_EXERCISE DETAILS_: Locate the word "Любинский" in the data below, then copy every line that holds it.

_TASK INPUT_:
◇ ◇ ◇

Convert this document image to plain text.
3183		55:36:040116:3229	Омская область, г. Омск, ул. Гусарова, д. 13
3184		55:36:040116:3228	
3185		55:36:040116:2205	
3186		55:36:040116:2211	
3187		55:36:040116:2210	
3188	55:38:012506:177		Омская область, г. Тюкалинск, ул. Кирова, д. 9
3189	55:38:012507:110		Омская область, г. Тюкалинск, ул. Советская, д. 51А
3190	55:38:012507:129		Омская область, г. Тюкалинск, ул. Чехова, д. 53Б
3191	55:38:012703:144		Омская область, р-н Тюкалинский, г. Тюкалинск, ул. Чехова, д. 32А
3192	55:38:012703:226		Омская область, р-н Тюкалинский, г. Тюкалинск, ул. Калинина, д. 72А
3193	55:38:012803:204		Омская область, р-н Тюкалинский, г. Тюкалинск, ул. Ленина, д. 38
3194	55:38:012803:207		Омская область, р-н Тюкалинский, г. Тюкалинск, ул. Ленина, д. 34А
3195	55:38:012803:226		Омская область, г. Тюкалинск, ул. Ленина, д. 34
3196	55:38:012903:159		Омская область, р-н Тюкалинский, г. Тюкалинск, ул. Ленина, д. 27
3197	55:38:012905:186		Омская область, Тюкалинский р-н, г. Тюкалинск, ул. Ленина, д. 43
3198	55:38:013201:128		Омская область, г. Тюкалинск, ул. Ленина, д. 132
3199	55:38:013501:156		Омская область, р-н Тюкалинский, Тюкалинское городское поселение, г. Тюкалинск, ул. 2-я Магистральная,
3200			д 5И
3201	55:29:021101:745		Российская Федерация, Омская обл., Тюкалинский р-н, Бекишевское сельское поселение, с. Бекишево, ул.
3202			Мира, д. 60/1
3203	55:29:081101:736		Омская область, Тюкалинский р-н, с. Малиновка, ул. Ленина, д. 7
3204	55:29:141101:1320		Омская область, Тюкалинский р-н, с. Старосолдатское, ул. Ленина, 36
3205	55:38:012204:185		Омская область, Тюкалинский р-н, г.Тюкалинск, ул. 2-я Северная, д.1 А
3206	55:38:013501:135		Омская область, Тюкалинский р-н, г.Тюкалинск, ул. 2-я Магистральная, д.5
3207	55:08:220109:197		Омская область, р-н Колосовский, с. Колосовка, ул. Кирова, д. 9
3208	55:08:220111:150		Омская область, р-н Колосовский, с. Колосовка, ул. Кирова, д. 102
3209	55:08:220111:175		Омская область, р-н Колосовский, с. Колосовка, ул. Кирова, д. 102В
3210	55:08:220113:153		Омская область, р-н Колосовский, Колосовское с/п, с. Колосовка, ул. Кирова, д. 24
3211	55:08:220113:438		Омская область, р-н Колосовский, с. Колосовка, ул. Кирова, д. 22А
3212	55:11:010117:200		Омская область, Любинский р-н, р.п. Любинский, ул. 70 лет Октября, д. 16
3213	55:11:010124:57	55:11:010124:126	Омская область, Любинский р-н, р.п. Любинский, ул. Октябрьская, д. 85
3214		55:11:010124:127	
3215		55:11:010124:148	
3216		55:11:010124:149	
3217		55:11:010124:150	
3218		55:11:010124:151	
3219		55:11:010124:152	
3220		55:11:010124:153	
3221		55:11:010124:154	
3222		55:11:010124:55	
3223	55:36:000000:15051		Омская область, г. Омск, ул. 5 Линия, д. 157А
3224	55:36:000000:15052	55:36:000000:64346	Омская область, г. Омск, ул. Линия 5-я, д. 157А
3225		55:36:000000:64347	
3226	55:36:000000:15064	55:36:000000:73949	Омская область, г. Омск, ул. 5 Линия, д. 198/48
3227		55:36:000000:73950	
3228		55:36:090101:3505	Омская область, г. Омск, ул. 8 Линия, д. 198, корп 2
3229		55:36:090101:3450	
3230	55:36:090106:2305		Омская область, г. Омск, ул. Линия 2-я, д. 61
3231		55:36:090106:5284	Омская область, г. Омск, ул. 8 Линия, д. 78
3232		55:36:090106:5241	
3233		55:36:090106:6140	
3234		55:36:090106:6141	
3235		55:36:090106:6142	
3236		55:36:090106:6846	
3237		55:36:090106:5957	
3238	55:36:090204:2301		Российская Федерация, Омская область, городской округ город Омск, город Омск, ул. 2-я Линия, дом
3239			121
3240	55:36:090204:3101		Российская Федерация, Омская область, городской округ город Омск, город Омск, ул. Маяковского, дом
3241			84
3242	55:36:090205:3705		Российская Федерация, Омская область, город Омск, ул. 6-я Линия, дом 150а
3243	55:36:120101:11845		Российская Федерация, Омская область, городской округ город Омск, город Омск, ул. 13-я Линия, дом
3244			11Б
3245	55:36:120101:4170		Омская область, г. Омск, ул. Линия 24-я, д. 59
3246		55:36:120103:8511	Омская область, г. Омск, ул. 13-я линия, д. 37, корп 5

◇ ◇ ◇

_ANSWER TO THE TASK_:
3212	55:11:010117:200		Омская область, Любинский р-н, р.п. Любинский, ул. 70 лет Октября, д. 16
3213	55:11:010124:57	55:11:010124:126	Омская область, Любинский р-н, р.п. Любинский, ул. Октябрьская, д. 85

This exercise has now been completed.